Exercise task: Quote all lines below exactly. Images stay out.

Entries:
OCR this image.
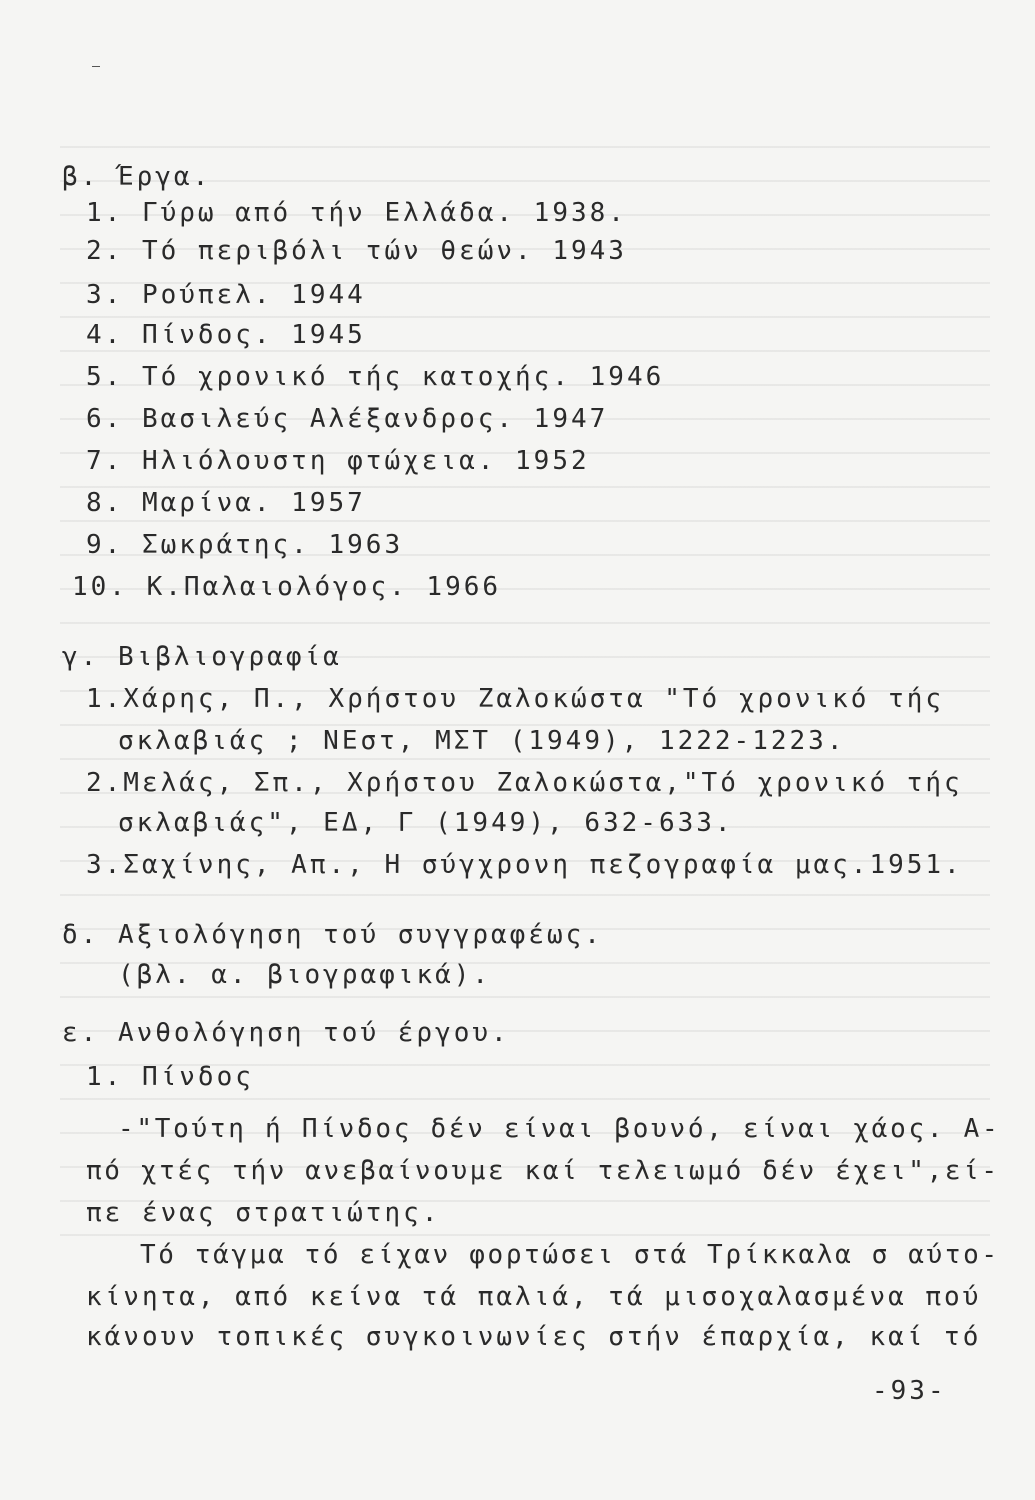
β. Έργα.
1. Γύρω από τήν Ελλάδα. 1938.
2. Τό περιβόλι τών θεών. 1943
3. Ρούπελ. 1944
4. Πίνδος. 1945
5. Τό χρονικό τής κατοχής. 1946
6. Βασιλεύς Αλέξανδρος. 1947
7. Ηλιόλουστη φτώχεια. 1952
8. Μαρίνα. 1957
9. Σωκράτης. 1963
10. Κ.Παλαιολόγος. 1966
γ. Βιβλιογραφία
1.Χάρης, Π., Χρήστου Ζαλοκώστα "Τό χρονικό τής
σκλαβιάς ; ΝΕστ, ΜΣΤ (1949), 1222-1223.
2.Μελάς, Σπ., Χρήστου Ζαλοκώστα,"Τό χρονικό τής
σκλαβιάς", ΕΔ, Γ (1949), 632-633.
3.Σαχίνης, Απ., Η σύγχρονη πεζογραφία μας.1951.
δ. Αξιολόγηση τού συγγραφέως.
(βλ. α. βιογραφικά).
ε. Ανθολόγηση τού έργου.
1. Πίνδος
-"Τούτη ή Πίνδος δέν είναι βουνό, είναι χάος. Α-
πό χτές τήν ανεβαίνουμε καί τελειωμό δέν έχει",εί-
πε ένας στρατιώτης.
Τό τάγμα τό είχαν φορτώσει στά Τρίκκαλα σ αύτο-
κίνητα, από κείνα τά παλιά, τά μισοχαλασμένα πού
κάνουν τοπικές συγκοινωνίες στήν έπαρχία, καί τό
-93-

Result below:
OCR this image.
β. Έργα.
1. Γύρω από τήν Ελλάδα. 1938.
2. Τό περιβόλι τών θεών. 1943
3. Ρούπελ. 1944
4. Πίνδος. 1945
5. Τό χρονικό τής κατοχής. 1946
6. Βασιλεύς Αλέξανδρος. 1947
7. Ηλιόλουστη φτώχεια. 1952
8. Μαρίνα. 1957
9. Σωκράτης. 1963
10. Κ.Παλαιολόγος. 1966
γ. Βιβλιογραφία
1.Χάρης, Π., Χρήστου Ζαλοκώστα "Τό χρονικό τής
σκλαβιάς ; ΝΕστ, ΜΣΤ (1949), 1222-1223.
2.Μελάς, Σπ., Χρήστου Ζαλοκώστα,"Τό χρονικό τής
σκλαβιάς", ΕΔ, Γ (1949), 632-633.
3.Σαχίνης, Απ., Η σύγχρονη πεζογραφία μας.1951.
δ. Αξιολόγηση τού συγγραφέως.
(βλ. α. βιογραφικά).
ε. Ανθολόγηση τού έργου.
1. Πίνδος
-"Τούτη ή Πίνδος δέν είναι βουνό, είναι χάος. Α-
πό χτές τήν ανεβαίνουμε καί τελειωμό δέν έχει",εί-
πε ένας στρατιώτης.
Τό τάγμα τό είχαν φορτώσει στά Τρίκκαλα σ αύτο-
κίνητα, από κείνα τά παλιά, τά μισοχαλασμένα πού
κάνουν τοπικές συγκοινωνίες στήν έπαρχία, καί τό
-93-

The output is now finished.